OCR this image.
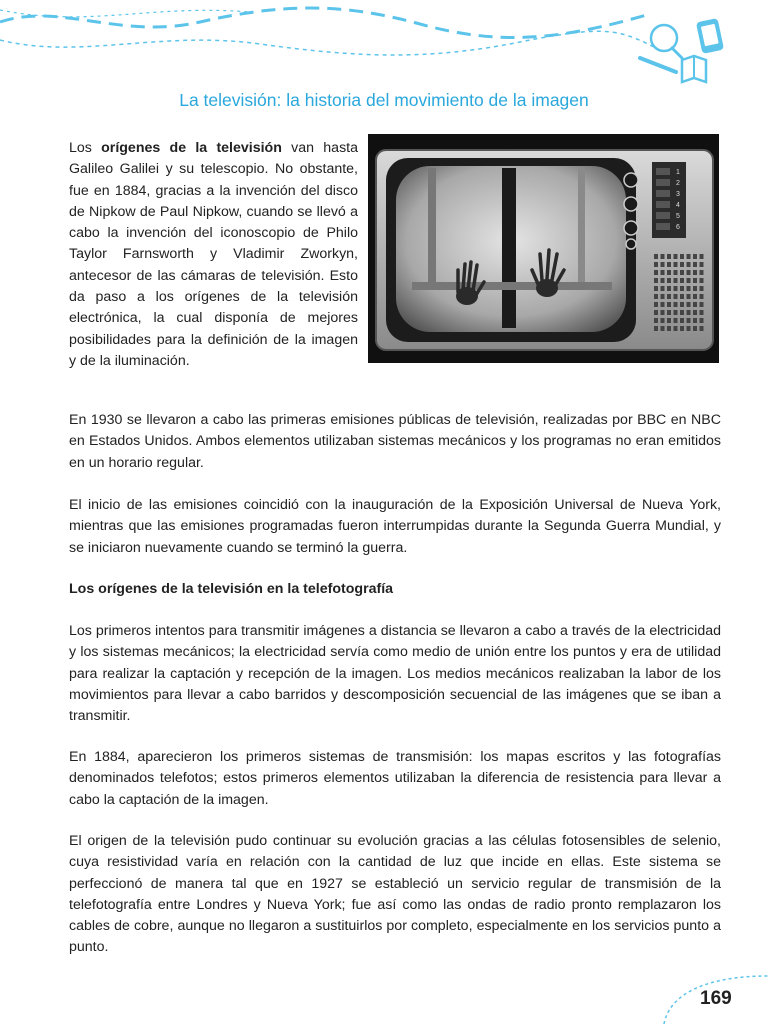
La televisión: la historia del movimiento de la imagen

Los orígenes de la televisión van hasta Galileo Galilei y su telescopio. No obstante, fue en 1884, gracias a la invención del disco de Nipkow de Paul Nipkow, cuando se llevó a cabo la invención del iconoscopio de Philo Taylor Farnsworth y Vladimir Zworkyn, antecesor de las cámaras de televisión. Esto da paso a los orígenes de la televisión electrónica, la cual disponía de mejores posibilidades para la definición de la imagen y de la iluminación.

1
2
3
4
5
6

En 1930 se llevaron a cabo las primeras emisiones públicas de televisión, realizadas por BBC en NBC en Estados Unidos. Ambos elementos utilizaban sistemas mecánicos y los programas no eran emitidos en un horario regular.

El inicio de las emisiones coincidió con la inauguración de la Exposición Universal de Nueva York, mientras que las emisiones programadas fueron interrumpidas durante la Segunda Guerra Mundial, y se iniciaron nuevamente cuando se terminó la guerra.

Los orígenes de la televisión en la telefotografía

Los primeros intentos para transmitir imágenes a distancia se llevaron a cabo a través de la electricidad y los sistemas mecánicos; la electricidad servía como medio de unión entre los puntos y era de utilidad para realizar la captación y recepción de la imagen. Los medios mecánicos realizaban la labor de los movimientos para llevar a cabo barridos y descomposición secuencial de las imágenes que se iban a transmitir.

En 1884, aparecieron los primeros sistemas de transmisión: los mapas escritos y las fotografías denominados telefotos; estos primeros elementos utilizaban la diferencia de resistencia para llevar a cabo la captación de la imagen.

El origen de la televisión pudo continuar su evolución gracias a las células fotosensibles de selenio, cuya resistividad varía en relación con la cantidad de luz que incide en ellas. Este sistema se perfeccionó de manera tal que en 1927 se estableció un servicio regular de transmisión de la telefotografía entre Londres y Nueva York; fue así como las ondas de radio pronto remplazaron los cables de cobre, aunque no llegaron a sustituirlos por completo, especialmente en los servicios punto a punto.

169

• _Exercise directions_
Please say how many lines in the entries hold the string "York". Give only the number.

• _Exercise solution_
2